Objective =>
Word for word, quote all of the material, omitting the pictures.

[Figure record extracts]
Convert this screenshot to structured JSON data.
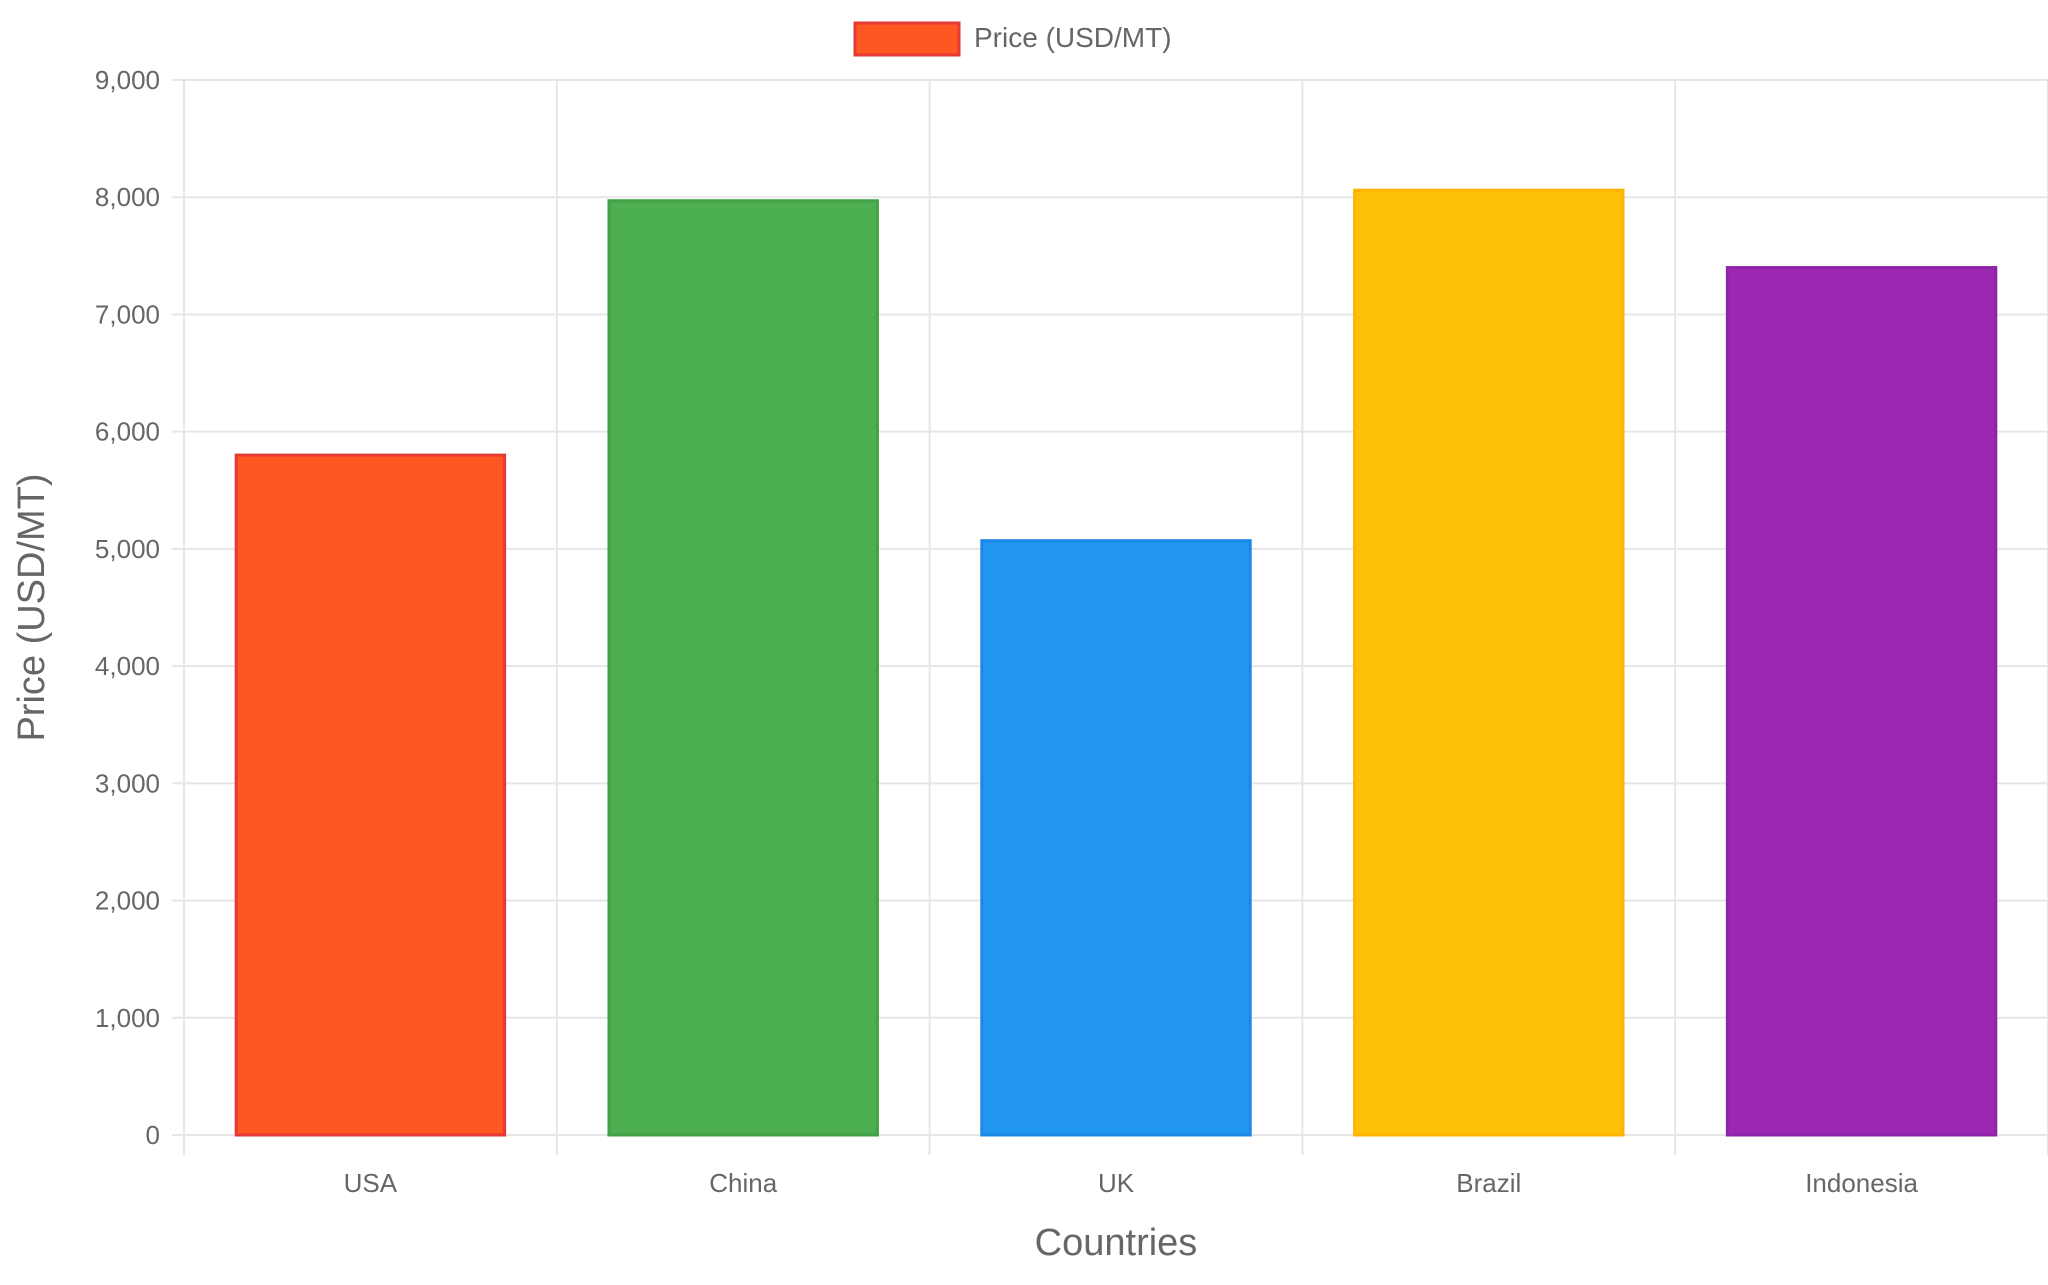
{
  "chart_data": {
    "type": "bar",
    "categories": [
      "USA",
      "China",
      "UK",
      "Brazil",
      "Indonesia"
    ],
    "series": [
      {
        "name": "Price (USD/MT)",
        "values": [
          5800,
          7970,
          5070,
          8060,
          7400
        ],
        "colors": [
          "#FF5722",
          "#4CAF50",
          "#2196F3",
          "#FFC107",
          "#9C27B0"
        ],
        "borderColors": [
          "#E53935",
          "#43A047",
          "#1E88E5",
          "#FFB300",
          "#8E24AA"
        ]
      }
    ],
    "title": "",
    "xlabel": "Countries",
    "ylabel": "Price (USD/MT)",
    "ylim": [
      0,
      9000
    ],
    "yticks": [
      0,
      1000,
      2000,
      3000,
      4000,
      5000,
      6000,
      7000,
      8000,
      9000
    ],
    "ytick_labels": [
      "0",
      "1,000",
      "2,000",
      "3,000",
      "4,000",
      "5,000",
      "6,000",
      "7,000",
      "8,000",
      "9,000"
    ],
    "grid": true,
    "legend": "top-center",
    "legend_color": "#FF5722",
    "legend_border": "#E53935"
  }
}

Written answer =>
Convert this screenshot to structured JSON data.
{
  "chart_data": {
    "type": "bar",
    "categories": [
      "USA",
      "China",
      "UK",
      "Brazil",
      "Indonesia"
    ],
    "series": [
      {
        "name": "Price (USD/MT)",
        "values": [
          5800,
          7970,
          5070,
          8060,
          7400
        ],
        "colors": [
          "#FF5722",
          "#4CAF50",
          "#2196F3",
          "#FFC107",
          "#9C27B0"
        ],
        "borderColors": [
          "#E53935",
          "#43A047",
          "#1E88E5",
          "#FFB300",
          "#8E24AA"
        ]
      }
    ],
    "title": "",
    "xlabel": "Countries",
    "ylabel": "Price (USD/MT)",
    "ylim": [
      0,
      9000
    ],
    "yticks": [
      0,
      1000,
      2000,
      3000,
      4000,
      5000,
      6000,
      7000,
      8000,
      9000
    ],
    "ytick_labels": [
      "0",
      "1,000",
      "2,000",
      "3,000",
      "4,000",
      "5,000",
      "6,000",
      "7,000",
      "8,000",
      "9,000"
    ],
    "grid": true,
    "legend": "top-center",
    "legend_color": "#FF5722",
    "legend_border": "#E53935"
  }
}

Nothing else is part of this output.